Input records:

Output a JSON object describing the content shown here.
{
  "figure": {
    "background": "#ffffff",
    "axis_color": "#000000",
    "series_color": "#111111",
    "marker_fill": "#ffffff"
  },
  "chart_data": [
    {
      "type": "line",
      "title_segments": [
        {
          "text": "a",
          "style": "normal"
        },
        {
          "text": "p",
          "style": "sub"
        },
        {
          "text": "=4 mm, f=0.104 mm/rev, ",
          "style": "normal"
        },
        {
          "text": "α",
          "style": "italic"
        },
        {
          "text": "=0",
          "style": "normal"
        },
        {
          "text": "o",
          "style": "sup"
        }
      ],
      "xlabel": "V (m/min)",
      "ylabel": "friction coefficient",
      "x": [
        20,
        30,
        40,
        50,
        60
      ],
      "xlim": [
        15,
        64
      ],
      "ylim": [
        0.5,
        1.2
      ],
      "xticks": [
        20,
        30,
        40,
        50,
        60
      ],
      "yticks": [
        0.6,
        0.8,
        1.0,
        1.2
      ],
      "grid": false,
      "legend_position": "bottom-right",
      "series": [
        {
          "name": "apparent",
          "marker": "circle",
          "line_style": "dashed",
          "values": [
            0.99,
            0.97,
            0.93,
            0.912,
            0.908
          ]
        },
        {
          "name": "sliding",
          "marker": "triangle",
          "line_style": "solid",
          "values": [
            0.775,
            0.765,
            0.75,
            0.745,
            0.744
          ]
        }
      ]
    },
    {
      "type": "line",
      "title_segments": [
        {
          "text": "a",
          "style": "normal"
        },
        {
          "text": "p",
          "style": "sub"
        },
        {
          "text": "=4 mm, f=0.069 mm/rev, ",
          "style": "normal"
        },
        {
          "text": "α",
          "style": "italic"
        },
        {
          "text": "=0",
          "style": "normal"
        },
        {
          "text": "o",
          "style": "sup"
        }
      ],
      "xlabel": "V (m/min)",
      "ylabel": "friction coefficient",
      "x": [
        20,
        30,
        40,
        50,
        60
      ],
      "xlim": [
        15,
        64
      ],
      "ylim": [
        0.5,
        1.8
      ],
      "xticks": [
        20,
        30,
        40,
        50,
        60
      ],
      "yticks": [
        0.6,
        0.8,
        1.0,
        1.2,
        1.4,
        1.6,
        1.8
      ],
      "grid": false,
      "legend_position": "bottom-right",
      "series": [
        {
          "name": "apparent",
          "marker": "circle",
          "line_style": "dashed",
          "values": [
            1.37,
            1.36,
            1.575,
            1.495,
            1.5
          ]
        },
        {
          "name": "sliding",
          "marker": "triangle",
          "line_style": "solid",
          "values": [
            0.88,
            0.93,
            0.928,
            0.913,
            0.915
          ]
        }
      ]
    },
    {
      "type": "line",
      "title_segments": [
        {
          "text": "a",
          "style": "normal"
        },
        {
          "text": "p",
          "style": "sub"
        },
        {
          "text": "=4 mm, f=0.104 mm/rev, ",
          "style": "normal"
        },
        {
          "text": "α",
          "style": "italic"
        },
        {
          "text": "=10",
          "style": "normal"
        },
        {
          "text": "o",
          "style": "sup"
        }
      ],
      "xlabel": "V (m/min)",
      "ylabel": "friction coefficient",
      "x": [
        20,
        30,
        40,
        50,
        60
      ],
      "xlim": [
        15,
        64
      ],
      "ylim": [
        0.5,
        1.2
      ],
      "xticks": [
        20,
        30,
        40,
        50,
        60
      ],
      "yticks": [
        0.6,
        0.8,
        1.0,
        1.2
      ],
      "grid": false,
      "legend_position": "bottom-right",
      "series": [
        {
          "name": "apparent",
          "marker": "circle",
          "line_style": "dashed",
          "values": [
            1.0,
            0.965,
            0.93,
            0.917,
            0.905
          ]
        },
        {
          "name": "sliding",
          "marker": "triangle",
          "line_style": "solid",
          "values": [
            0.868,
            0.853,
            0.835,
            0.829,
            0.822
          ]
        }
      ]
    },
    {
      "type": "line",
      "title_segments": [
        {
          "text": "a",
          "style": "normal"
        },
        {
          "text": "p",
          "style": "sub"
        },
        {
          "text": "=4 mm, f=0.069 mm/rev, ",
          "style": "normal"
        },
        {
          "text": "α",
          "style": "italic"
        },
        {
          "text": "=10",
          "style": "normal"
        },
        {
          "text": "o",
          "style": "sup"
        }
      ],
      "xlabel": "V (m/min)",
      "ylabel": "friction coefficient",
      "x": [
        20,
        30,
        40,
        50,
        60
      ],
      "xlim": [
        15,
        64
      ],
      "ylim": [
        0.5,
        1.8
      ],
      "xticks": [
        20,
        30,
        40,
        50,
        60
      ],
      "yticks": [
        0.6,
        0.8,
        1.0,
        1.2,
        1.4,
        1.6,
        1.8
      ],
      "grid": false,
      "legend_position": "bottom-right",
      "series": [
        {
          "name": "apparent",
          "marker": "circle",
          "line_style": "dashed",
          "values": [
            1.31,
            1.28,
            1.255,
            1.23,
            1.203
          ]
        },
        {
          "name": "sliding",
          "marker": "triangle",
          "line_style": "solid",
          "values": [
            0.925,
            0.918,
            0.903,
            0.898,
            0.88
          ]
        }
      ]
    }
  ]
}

Exercise task:
Output all of the data again, exactly.

Solved exercise:
Output a JSON object describing the content shown here.
{
  "figure": {
    "background": "#ffffff",
    "axis_color": "#000000",
    "series_color": "#111111",
    "marker_fill": "#ffffff"
  },
  "chart_data": [
    {
      "type": "line",
      "title_segments": [
        {
          "text": "a",
          "style": "normal"
        },
        {
          "text": "p",
          "style": "sub"
        },
        {
          "text": "=4 mm, f=0.104 mm/rev, ",
          "style": "normal"
        },
        {
          "text": "α",
          "style": "italic"
        },
        {
          "text": "=0",
          "style": "normal"
        },
        {
          "text": "o",
          "style": "sup"
        }
      ],
      "xlabel": "V (m/min)",
      "ylabel": "friction coefficient",
      "x": [
        20,
        30,
        40,
        50,
        60
      ],
      "xlim": [
        15,
        64
      ],
      "ylim": [
        0.5,
        1.2
      ],
      "xticks": [
        20,
        30,
        40,
        50,
        60
      ],
      "yticks": [
        0.6,
        0.8,
        1.0,
        1.2
      ],
      "grid": false,
      "legend_position": "bottom-right",
      "series": [
        {
          "name": "apparent",
          "marker": "circle",
          "line_style": "dashed",
          "values": [
            0.99,
            0.97,
            0.93,
            0.912,
            0.908
          ]
        },
        {
          "name": "sliding",
          "marker": "triangle",
          "line_style": "solid",
          "values": [
            0.775,
            0.765,
            0.75,
            0.745,
            0.744
          ]
        }
      ]
    },
    {
      "type": "line",
      "title_segments": [
        {
          "text": "a",
          "style": "normal"
        },
        {
          "text": "p",
          "style": "sub"
        },
        {
          "text": "=4 mm, f=0.069 mm/rev, ",
          "style": "normal"
        },
        {
          "text": "α",
          "style": "italic"
        },
        {
          "text": "=0",
          "style": "normal"
        },
        {
          "text": "o",
          "style": "sup"
        }
      ],
      "xlabel": "V (m/min)",
      "ylabel": "friction coefficient",
      "x": [
        20,
        30,
        40,
        50,
        60
      ],
      "xlim": [
        15,
        64
      ],
      "ylim": [
        0.5,
        1.8
      ],
      "xticks": [
        20,
        30,
        40,
        50,
        60
      ],
      "yticks": [
        0.6,
        0.8,
        1.0,
        1.2,
        1.4,
        1.6,
        1.8
      ],
      "grid": false,
      "legend_position": "bottom-right",
      "series": [
        {
          "name": "apparent",
          "marker": "circle",
          "line_style": "dashed",
          "values": [
            1.37,
            1.36,
            1.575,
            1.495,
            1.5
          ]
        },
        {
          "name": "sliding",
          "marker": "triangle",
          "line_style": "solid",
          "values": [
            0.88,
            0.93,
            0.928,
            0.913,
            0.915
          ]
        }
      ]
    },
    {
      "type": "line",
      "title_segments": [
        {
          "text": "a",
          "style": "normal"
        },
        {
          "text": "p",
          "style": "sub"
        },
        {
          "text": "=4 mm, f=0.104 mm/rev, ",
          "style": "normal"
        },
        {
          "text": "α",
          "style": "italic"
        },
        {
          "text": "=10",
          "style": "normal"
        },
        {
          "text": "o",
          "style": "sup"
        }
      ],
      "xlabel": "V (m/min)",
      "ylabel": "friction coefficient",
      "x": [
        20,
        30,
        40,
        50,
        60
      ],
      "xlim": [
        15,
        64
      ],
      "ylim": [
        0.5,
        1.2
      ],
      "xticks": [
        20,
        30,
        40,
        50,
        60
      ],
      "yticks": [
        0.6,
        0.8,
        1.0,
        1.2
      ],
      "grid": false,
      "legend_position": "bottom-right",
      "series": [
        {
          "name": "apparent",
          "marker": "circle",
          "line_style": "dashed",
          "values": [
            1.0,
            0.965,
            0.93,
            0.917,
            0.905
          ]
        },
        {
          "name": "sliding",
          "marker": "triangle",
          "line_style": "solid",
          "values": [
            0.868,
            0.853,
            0.835,
            0.829,
            0.822
          ]
        }
      ]
    },
    {
      "type": "line",
      "title_segments": [
        {
          "text": "a",
          "style": "normal"
        },
        {
          "text": "p",
          "style": "sub"
        },
        {
          "text": "=4 mm, f=0.069 mm/rev, ",
          "style": "normal"
        },
        {
          "text": "α",
          "style": "italic"
        },
        {
          "text": "=10",
          "style": "normal"
        },
        {
          "text": "o",
          "style": "sup"
        }
      ],
      "xlabel": "V (m/min)",
      "ylabel": "friction coefficient",
      "x": [
        20,
        30,
        40,
        50,
        60
      ],
      "xlim": [
        15,
        64
      ],
      "ylim": [
        0.5,
        1.8
      ],
      "xticks": [
        20,
        30,
        40,
        50,
        60
      ],
      "yticks": [
        0.6,
        0.8,
        1.0,
        1.2,
        1.4,
        1.6,
        1.8
      ],
      "grid": false,
      "legend_position": "bottom-right",
      "series": [
        {
          "name": "apparent",
          "marker": "circle",
          "line_style": "dashed",
          "values": [
            1.31,
            1.28,
            1.255,
            1.23,
            1.203
          ]
        },
        {
          "name": "sliding",
          "marker": "triangle",
          "line_style": "solid",
          "values": [
            0.925,
            0.918,
            0.903,
            0.898,
            0.88
          ]
        }
      ]
    }
  ]
}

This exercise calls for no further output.